**Trecho selecionado**
Meses depois de chegar à Polônia, o sueco Magnus von Horn viveu a experiência que mudaria sua carreira. Um assalto violento e desproporcional contra ele despertou no cineasta a vontade de entender o que move seres humanos a levar a cabo a máxima de Hobbes e atacar seu semelhante, ainda que sua sobrevivência dependa do gesto. “A Garota da Agulha” fala de violências que se perpetuaram no tempo sem que escandalizassem ninguém, começando pela miséria, oculta num cortiço da Copenhague de 1919.
Operária numa tecelagem que fabrica uniformes para os alemães até o fim da Primeira Guerra Mundial (1914-1918), Karoline encarna as mazelas do capitalismo, numa ingenuidade que acaba por perdê-la. Atento a essa premissa, Von Horn elabora uma controversa discussão acerca de um suposto direito das mulheres, que culmina numa implacável engrenagem para exterminar recém-nascidos pobres. A fictícia Karoline Nielsen é a protagonista de “A Garota da Agulha”, indicado ao Oscar de Melhor Filme Internacional em 2025, mas a história verídica de Dagmar Overbye (1887-1929), a mulher desinteressada que se propunha a ajudar desvalidas mães solo prometendo-lhes um lar para os filhos enjeitados e revelou-se uma das assassinas em série mais persuasivas e malévolas da sóbria crônica policial da Dinamarca, rouba a cena.

**Tarefas e exercícios**
1/ No texto sobre o filme “A Garota da Agulha”, para quem a tecelagem onde Karoline trabalha fabrica uniformes?
2/ Escreva a continuação do texto sobre o filme “A Garota da Agulha”, começando logo depois da última frase.

**Dados disponíveis**

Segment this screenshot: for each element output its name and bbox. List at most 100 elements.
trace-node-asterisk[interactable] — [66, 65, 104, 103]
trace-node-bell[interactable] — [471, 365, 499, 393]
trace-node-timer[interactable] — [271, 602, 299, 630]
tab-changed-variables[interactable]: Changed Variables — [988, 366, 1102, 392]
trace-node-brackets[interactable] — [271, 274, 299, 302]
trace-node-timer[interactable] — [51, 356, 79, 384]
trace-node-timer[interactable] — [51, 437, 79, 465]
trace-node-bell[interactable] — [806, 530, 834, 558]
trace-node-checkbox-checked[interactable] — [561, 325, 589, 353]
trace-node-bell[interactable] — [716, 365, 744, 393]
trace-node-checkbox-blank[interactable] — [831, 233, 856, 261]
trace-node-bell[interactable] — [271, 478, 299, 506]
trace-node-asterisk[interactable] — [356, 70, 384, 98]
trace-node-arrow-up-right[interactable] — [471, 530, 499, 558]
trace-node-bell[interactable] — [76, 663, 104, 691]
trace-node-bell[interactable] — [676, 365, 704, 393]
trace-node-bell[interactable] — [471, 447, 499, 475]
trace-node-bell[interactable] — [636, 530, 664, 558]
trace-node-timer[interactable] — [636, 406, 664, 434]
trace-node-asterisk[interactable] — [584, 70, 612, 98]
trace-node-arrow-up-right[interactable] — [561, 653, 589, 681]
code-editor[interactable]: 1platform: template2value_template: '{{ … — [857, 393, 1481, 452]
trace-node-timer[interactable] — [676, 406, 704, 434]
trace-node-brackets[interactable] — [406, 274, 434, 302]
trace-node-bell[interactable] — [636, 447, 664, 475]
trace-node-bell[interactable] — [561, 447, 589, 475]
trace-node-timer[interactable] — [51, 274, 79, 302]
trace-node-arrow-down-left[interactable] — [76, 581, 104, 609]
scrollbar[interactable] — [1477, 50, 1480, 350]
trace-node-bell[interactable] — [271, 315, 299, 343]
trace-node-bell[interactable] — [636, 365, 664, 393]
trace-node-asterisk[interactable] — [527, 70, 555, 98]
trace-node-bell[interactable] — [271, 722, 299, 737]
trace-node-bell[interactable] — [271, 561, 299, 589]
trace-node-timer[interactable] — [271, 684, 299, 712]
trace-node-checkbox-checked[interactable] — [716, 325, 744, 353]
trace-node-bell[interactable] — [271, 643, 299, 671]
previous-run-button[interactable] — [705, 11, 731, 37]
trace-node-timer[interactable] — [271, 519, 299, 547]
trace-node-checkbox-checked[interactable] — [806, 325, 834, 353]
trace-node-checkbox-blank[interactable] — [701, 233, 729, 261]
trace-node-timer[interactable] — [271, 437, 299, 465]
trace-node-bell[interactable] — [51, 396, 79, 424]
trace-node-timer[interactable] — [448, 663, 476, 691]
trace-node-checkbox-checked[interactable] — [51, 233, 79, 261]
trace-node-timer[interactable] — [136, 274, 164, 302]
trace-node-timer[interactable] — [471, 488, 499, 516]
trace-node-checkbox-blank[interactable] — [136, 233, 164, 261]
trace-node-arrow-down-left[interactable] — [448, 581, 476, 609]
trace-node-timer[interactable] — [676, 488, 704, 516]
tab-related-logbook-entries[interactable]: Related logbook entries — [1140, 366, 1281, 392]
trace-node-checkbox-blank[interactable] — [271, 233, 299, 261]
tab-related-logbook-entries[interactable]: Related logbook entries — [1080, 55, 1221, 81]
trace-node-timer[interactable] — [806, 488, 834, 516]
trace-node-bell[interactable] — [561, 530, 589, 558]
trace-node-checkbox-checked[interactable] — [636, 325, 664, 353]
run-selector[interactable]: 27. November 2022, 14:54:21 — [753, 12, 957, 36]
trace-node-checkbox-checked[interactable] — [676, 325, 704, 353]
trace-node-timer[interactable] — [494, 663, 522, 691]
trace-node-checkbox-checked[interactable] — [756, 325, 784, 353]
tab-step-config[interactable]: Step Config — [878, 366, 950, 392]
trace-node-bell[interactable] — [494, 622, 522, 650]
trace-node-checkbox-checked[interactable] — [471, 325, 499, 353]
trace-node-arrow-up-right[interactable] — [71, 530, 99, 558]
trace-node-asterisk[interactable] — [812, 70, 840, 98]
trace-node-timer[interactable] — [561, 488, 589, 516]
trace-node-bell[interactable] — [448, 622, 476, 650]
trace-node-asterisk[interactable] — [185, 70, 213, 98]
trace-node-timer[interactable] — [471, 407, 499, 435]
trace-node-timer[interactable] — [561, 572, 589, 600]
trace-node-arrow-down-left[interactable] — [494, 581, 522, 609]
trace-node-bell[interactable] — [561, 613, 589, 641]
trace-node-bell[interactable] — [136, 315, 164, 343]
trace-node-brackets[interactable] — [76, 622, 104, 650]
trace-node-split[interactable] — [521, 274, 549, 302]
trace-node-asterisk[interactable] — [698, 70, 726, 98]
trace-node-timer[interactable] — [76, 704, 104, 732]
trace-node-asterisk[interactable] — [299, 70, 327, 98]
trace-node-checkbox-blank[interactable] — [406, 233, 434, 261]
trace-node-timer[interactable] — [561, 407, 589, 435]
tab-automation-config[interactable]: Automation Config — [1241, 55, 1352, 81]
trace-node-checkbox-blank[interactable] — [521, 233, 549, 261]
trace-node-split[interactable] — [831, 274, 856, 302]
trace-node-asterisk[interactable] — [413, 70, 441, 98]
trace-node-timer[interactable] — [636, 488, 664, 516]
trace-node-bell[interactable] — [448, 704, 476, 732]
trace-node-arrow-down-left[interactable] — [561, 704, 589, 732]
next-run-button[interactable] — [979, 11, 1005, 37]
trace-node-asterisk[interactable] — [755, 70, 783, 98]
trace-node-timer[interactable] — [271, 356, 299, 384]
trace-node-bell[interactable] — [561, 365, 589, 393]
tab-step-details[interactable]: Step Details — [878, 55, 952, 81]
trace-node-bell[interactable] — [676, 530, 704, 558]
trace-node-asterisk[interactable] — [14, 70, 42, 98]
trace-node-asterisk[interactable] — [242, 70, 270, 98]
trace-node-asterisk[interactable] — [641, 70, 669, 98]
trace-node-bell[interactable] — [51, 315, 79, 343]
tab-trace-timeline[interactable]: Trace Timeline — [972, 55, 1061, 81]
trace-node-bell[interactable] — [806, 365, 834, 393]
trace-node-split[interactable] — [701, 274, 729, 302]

**Respostas**
1/ Para os alemães, até o fim da Primeira Guerra Mundial.

2/
Karoline está prestes a ser despejada de seu singelo apartamento depois de catorze semanas sem pagar o aluguel. Ela, claro, não tem para onde ir, mas mantém as esperanças graças ao emprego na tecelagem, e um acontecimento inesperado pode transformar sua dura realidade. A tecelã passa a ser cortejada pelo patrão, Jørgen, os dois parecem apaixonados e ela fica grávida. O diretor e a corroteirista Line Langebek Knudsen imprimem à gravidez de Karoline contornos enganosos, dando a impressão de que os dois irão mesmo se acertar e viver felizes para sempre.
Todavia, um encontro com a mãe de Jørgen basta para que suas ilusões venham abaixo com estrépito, e uma cena na trevosa mansão da família do industrial é a primeira das muitas sequências de horror a acompanhar a personagem central, com Vic Carmen Sonne, Joachim Fjelstrup e Benedikte Hansen afinados. Ouvem-se os ecos do Claude Chabrol de “Um Assunto de Mulheres” (1988), e à medida que a barriga de Karoline desponta e seu desespero cresce, intui-se a saída pela qual ela irá optar, depois de tentar espetar o feto com uma agulha de crochê numa casa de banho, momento a que o título faz alusão. A única a vir em seu socorro é Dagmar, que Karoline acredita mesmo ser uma alma caridosa — malgrado cobre pelo suposto encaminhamento à adoção —, e o filme passa a nutrir-se do relacionamento ambíguo entre as duas, até que Dagmar seja desmascarada e presa.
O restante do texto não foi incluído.